■ Problem to solve ■
Quote every line of the entries, starting with the first line and ending with the line that contains "q6-question-line2: 用：（C ）".

■ Material ■
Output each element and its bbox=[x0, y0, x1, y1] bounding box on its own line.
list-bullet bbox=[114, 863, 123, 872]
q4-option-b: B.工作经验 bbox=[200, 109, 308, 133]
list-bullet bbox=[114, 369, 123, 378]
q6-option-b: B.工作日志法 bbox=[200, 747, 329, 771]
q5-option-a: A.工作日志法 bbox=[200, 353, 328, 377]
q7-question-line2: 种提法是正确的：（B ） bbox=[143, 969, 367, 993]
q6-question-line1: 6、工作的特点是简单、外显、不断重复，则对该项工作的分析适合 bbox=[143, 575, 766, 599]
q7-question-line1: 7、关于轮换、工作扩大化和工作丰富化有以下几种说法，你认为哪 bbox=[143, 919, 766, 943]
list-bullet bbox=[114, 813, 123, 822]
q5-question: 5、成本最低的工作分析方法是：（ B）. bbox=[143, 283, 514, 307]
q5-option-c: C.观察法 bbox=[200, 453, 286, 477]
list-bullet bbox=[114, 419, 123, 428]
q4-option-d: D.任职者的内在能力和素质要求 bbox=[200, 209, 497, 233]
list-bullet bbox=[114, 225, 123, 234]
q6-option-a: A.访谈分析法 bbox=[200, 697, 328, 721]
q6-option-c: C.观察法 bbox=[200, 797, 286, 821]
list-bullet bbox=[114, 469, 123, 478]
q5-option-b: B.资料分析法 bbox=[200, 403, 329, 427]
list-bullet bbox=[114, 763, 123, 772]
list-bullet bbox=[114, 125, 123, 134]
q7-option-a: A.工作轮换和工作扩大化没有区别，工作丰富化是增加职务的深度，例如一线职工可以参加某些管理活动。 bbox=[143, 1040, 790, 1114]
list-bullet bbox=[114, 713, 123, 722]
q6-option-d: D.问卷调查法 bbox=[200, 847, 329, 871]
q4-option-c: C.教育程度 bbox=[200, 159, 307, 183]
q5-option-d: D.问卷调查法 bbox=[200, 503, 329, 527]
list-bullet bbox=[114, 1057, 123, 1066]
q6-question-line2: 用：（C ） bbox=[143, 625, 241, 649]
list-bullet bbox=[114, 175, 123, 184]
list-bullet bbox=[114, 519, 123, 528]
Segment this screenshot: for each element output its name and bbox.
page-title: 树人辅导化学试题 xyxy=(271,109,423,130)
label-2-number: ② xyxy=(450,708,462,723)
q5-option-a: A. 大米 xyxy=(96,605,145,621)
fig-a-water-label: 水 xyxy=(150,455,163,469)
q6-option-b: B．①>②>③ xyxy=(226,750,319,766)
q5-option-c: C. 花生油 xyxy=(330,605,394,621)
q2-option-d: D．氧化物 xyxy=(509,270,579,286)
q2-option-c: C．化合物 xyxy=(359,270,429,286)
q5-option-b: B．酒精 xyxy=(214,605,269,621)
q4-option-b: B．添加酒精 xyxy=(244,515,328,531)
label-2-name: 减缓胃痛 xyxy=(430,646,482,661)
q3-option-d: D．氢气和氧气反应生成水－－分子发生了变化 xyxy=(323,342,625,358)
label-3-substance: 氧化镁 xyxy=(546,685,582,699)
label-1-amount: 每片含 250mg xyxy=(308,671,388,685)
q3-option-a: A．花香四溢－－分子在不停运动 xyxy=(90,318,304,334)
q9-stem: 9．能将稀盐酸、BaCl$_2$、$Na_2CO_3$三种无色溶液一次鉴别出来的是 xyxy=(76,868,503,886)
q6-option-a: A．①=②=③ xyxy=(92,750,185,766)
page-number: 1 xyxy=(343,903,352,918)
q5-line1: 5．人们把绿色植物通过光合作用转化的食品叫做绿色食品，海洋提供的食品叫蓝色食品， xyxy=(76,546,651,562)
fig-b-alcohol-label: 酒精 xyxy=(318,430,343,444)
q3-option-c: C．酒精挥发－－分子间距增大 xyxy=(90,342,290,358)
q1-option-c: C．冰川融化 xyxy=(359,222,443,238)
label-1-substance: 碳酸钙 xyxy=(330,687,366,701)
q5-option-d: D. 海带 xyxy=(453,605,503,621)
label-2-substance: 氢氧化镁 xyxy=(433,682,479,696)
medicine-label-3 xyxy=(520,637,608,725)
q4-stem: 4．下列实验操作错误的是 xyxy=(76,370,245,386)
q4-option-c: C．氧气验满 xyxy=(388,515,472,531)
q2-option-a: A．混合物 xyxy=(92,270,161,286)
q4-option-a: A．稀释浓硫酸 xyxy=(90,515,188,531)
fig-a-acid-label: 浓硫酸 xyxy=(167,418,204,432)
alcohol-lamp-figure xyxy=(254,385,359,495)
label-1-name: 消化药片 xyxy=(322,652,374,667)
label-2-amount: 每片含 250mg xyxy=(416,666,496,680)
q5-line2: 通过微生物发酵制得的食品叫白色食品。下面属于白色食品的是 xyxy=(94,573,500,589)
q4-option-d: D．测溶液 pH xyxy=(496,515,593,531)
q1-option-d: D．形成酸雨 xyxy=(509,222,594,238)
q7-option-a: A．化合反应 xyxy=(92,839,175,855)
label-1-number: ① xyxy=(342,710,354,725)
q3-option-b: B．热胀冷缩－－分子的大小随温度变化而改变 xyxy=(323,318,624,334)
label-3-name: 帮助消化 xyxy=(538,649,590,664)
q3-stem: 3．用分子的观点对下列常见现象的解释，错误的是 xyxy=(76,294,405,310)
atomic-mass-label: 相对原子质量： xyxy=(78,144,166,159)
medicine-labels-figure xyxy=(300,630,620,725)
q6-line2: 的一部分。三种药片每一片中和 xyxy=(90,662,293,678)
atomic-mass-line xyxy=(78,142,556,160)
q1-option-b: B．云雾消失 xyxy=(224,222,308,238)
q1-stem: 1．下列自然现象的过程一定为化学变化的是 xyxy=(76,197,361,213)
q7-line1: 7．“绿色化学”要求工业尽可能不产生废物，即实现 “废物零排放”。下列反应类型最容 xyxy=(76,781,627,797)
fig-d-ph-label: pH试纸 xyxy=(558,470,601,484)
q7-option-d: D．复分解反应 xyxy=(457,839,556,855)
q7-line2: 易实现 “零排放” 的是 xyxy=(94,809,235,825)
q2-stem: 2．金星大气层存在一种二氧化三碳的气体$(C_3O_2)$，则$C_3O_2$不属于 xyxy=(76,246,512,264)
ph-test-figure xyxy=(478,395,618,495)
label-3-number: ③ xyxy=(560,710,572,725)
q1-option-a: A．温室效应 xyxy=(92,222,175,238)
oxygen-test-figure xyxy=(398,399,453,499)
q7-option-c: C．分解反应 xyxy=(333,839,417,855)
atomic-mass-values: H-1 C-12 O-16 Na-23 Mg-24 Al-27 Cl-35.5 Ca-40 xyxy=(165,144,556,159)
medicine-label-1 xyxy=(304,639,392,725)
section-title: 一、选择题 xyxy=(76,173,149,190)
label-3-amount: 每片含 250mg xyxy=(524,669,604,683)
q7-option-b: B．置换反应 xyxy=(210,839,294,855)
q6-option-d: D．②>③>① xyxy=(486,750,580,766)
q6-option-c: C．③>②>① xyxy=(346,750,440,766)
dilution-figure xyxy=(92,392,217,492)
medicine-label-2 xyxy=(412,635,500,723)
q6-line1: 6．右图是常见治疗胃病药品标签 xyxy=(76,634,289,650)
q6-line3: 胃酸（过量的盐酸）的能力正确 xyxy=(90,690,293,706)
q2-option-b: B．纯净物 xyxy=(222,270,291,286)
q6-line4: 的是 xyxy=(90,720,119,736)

■ The reply ■
Output each element and its bbox=[x0, y0, x1, y1] bounding box on its own line.
list-bullet bbox=[114, 863, 123, 872]
q4-option-b: B.工作经验 bbox=[200, 109, 308, 133]
list-bullet bbox=[114, 369, 123, 378]
q6-option-b: B.工作日志法 bbox=[200, 747, 329, 771]
q5-option-a: A.工作日志法 bbox=[200, 353, 328, 377]
q7-question-line2: 种提法是正确的：（B ） bbox=[143, 969, 367, 993]
q6-question-line1: 6、工作的特点是简单、外显、不断重复，则对该项工作的分析适合 bbox=[143, 575, 766, 599]
q7-question-line1: 7、关于轮换、工作扩大化和工作丰富化有以下几种说法，你认为哪 bbox=[143, 919, 766, 943]
list-bullet bbox=[114, 813, 123, 822]
q5-question: 5、成本最低的工作分析方法是：（ B）. bbox=[143, 283, 514, 307]
q5-option-c: C.观察法 bbox=[200, 453, 286, 477]
list-bullet bbox=[114, 419, 123, 428]
q4-option-d: D.任职者的内在能力和素质要求 bbox=[200, 209, 497, 233]
list-bullet bbox=[114, 225, 123, 234]
q6-option-a: A.访谈分析法 bbox=[200, 697, 328, 721]
q6-option-c: C.观察法 bbox=[200, 797, 286, 821]
list-bullet bbox=[114, 469, 123, 478]
q5-option-b: B.资料分析法 bbox=[200, 403, 329, 427]
list-bullet bbox=[114, 763, 123, 772]
list-bullet bbox=[114, 125, 123, 134]
q7-option-a: A.工作轮换和工作扩大化没有区别，工作丰富化是增加职务的深度，例如一线职工可以参加某些管理活动。 bbox=[143, 1040, 790, 1114]
list-bullet bbox=[114, 713, 123, 722]
q6-option-d: D.问卷调查法 bbox=[200, 847, 329, 871]
q4-option-c: C.教育程度 bbox=[200, 159, 307, 183]
q5-option-d: D.问卷调查法 bbox=[200, 503, 329, 527]
list-bullet bbox=[114, 1057, 123, 1066]
q6-question-line2: 用：（C ） bbox=[143, 625, 241, 649]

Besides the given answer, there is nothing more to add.